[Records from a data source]
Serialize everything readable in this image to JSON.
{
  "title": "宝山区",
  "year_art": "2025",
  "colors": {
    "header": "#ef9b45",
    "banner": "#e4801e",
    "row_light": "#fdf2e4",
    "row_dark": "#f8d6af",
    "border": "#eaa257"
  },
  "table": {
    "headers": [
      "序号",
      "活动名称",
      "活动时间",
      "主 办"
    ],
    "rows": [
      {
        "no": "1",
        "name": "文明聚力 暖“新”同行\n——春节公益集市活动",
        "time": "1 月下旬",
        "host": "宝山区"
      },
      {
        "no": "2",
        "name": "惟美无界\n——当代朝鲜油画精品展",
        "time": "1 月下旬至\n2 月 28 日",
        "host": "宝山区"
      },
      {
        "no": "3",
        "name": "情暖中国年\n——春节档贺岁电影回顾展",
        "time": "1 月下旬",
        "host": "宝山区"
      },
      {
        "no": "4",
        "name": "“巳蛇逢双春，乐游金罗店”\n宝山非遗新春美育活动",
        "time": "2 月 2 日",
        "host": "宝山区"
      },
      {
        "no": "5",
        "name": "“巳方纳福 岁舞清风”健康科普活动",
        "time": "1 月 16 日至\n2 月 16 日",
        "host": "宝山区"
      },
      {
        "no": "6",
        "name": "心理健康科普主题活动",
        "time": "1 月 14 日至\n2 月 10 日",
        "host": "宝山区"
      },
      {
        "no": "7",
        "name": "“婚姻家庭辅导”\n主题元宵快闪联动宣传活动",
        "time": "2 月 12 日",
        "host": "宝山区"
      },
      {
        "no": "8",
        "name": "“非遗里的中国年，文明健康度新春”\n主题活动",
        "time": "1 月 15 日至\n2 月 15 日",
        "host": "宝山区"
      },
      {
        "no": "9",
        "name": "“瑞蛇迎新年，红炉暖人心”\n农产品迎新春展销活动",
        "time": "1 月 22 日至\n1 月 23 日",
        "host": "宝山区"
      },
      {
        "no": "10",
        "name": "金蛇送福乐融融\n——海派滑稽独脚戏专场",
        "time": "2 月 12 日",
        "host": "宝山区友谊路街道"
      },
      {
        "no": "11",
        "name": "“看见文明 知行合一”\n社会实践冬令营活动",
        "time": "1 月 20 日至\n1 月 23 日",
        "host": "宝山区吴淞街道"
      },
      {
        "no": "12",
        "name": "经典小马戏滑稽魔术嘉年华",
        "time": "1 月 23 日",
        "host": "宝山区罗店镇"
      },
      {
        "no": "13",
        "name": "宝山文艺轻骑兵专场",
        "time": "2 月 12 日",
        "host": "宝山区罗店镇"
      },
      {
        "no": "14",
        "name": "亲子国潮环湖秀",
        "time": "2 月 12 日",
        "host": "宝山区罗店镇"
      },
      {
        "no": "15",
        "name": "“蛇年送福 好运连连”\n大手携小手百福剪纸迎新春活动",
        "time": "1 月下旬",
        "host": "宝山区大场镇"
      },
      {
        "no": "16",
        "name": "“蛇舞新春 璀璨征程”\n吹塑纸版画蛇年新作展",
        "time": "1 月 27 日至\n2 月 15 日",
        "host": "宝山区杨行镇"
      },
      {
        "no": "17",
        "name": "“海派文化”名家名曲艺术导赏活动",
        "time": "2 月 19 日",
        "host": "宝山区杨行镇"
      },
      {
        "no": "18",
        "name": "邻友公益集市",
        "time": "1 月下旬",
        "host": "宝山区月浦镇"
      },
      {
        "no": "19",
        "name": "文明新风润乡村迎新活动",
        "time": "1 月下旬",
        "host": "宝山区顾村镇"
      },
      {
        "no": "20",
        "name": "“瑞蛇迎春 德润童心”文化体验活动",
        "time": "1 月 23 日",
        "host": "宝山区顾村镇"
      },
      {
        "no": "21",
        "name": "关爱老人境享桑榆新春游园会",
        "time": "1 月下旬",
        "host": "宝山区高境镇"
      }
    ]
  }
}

Goal.
Copy each entry exactly, with nothing added or dropped.

Answer for the task.
Serialize everything readable in this image to JSON.
{
  "title": "宝山区",
  "year_art": "2025",
  "colors": {
    "header": "#ef9b45",
    "banner": "#e4801e",
    "row_light": "#fdf2e4",
    "row_dark": "#f8d6af",
    "border": "#eaa257"
  },
  "table": {
    "headers": [
      "序号",
      "活动名称",
      "活动时间",
      "主 办"
    ],
    "rows": [
      {
        "no": "1",
        "name": "文明聚力 暖“新”同行\n——春节公益集市活动",
        "time": "1 月下旬",
        "host": "宝山区"
      },
      {
        "no": "2",
        "name": "惟美无界\n——当代朝鲜油画精品展",
        "time": "1 月下旬至\n2 月 28 日",
        "host": "宝山区"
      },
      {
        "no": "3",
        "name": "情暖中国年\n——春节档贺岁电影回顾展",
        "time": "1 月下旬",
        "host": "宝山区"
      },
      {
        "no": "4",
        "name": "“巳蛇逢双春，乐游金罗店”\n宝山非遗新春美育活动",
        "time": "2 月 2 日",
        "host": "宝山区"
      },
      {
        "no": "5",
        "name": "“巳方纳福 岁舞清风”健康科普活动",
        "time": "1 月 16 日至\n2 月 16 日",
        "host": "宝山区"
      },
      {
        "no": "6",
        "name": "心理健康科普主题活动",
        "time": "1 月 14 日至\n2 月 10 日",
        "host": "宝山区"
      },
      {
        "no": "7",
        "name": "“婚姻家庭辅导”\n主题元宵快闪联动宣传活动",
        "time": "2 月 12 日",
        "host": "宝山区"
      },
      {
        "no": "8",
        "name": "“非遗里的中国年，文明健康度新春”\n主题活动",
        "time": "1 月 15 日至\n2 月 15 日",
        "host": "宝山区"
      },
      {
        "no": "9",
        "name": "“瑞蛇迎新年，红炉暖人心”\n农产品迎新春展销活动",
        "time": "1 月 22 日至\n1 月 23 日",
        "host": "宝山区"
      },
      {
        "no": "10",
        "name": "金蛇送福乐融融\n——海派滑稽独脚戏专场",
        "time": "2 月 12 日",
        "host": "宝山区友谊路街道"
      },
      {
        "no": "11",
        "name": "“看见文明 知行合一”\n社会实践冬令营活动",
        "time": "1 月 20 日至\n1 月 23 日",
        "host": "宝山区吴淞街道"
      },
      {
        "no": "12",
        "name": "经典小马戏滑稽魔术嘉年华",
        "time": "1 月 23 日",
        "host": "宝山区罗店镇"
      },
      {
        "no": "13",
        "name": "宝山文艺轻骑兵专场",
        "time": "2 月 12 日",
        "host": "宝山区罗店镇"
      },
      {
        "no": "14",
        "name": "亲子国潮环湖秀",
        "time": "2 月 12 日",
        "host": "宝山区罗店镇"
      },
      {
        "no": "15",
        "name": "“蛇年送福 好运连连”\n大手携小手百福剪纸迎新春活动",
        "time": "1 月下旬",
        "host": "宝山区大场镇"
      },
      {
        "no": "16",
        "name": "“蛇舞新春 璀璨征程”\n吹塑纸版画蛇年新作展",
        "time": "1 月 27 日至\n2 月 15 日",
        "host": "宝山区杨行镇"
      },
      {
        "no": "17",
        "name": "“海派文化”名家名曲艺术导赏活动",
        "time": "2 月 19 日",
        "host": "宝山区杨行镇"
      },
      {
        "no": "18",
        "name": "邻友公益集市",
        "time": "1 月下旬",
        "host": "宝山区月浦镇"
      },
      {
        "no": "19",
        "name": "文明新风润乡村迎新活动",
        "time": "1 月下旬",
        "host": "宝山区顾村镇"
      },
      {
        "no": "20",
        "name": "“瑞蛇迎春 德润童心”文化体验活动",
        "time": "1 月 23 日",
        "host": "宝山区顾村镇"
      },
      {
        "no": "21",
        "name": "关爱老人境享桑榆新春游园会",
        "time": "1 月下旬",
        "host": "宝山区高境镇"
      }
    ]
  }
}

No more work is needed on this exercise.